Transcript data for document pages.
::::

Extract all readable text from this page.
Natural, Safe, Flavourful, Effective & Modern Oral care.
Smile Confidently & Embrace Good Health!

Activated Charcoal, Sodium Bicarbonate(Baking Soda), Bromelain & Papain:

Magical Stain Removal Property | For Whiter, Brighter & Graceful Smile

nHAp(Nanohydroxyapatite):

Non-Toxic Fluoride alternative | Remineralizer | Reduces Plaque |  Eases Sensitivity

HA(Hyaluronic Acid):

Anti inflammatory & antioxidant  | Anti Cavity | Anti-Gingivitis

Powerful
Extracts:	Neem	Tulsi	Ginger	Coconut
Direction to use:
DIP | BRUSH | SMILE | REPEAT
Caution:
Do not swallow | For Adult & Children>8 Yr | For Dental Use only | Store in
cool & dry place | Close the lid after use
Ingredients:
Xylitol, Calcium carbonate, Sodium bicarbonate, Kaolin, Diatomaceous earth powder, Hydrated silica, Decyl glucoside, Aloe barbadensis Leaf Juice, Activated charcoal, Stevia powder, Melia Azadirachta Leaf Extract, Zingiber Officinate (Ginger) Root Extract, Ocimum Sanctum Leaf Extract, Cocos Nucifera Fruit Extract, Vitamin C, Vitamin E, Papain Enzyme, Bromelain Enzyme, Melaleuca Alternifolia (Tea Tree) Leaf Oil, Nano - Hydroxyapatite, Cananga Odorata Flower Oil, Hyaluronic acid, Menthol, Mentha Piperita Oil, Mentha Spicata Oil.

::::

What to do.
Transcribe all of the data above, keeping each line exactly as it stands.

Answer below.
Extract all readable text from this page.
Natural, Safe, Flavourful, Effective & Modern Oral care.
Smile Confidently & Embrace Good Health!

Activated Charcoal, Sodium Bicarbonate(Baking Soda), Bromelain & Papain:

Magical Stain Removal Property | For Whiter, Brighter & Graceful Smile

nHAp(Nanohydroxyapatite):

Non-Toxic Fluoride alternative | Remineralizer | Reduces Plaque |  Eases Sensitivity

HA(Hyaluronic Acid):

Anti inflammatory & antioxidant  | Anti Cavity | Anti-Gingivitis

Powerful
Extracts:	Neem	Tulsi	Ginger	Coconut
Direction to use:
DIP | BRUSH | SMILE | REPEAT
Caution:
Do not swallow | For Adult & Children>8 Yr | For Dental Use only | Store in
cool & dry place | Close the lid after use
Ingredients:
Xylitol, Calcium carbonate, Sodium bicarbonate, Kaolin, Diatomaceous earth powder, Hydrated silica, Decyl glucoside, Aloe barbadensis Leaf Juice, Activated charcoal, Stevia powder, Melia Azadirachta Leaf Extract, Zingiber Officinate (Ginger) Root Extract, Ocimum Sanctum Leaf Extract, Cocos Nucifera Fruit Extract, Vitamin C, Vitamin E, Papain Enzyme, Bromelain Enzyme, Melaleuca Alternifolia (Tea Tree) Leaf Oil, Nano - Hydroxyapatite, Cananga Odorata Flower Oil, Hyaluronic acid, Menthol, Mentha Piperita Oil, Mentha Spicata Oil.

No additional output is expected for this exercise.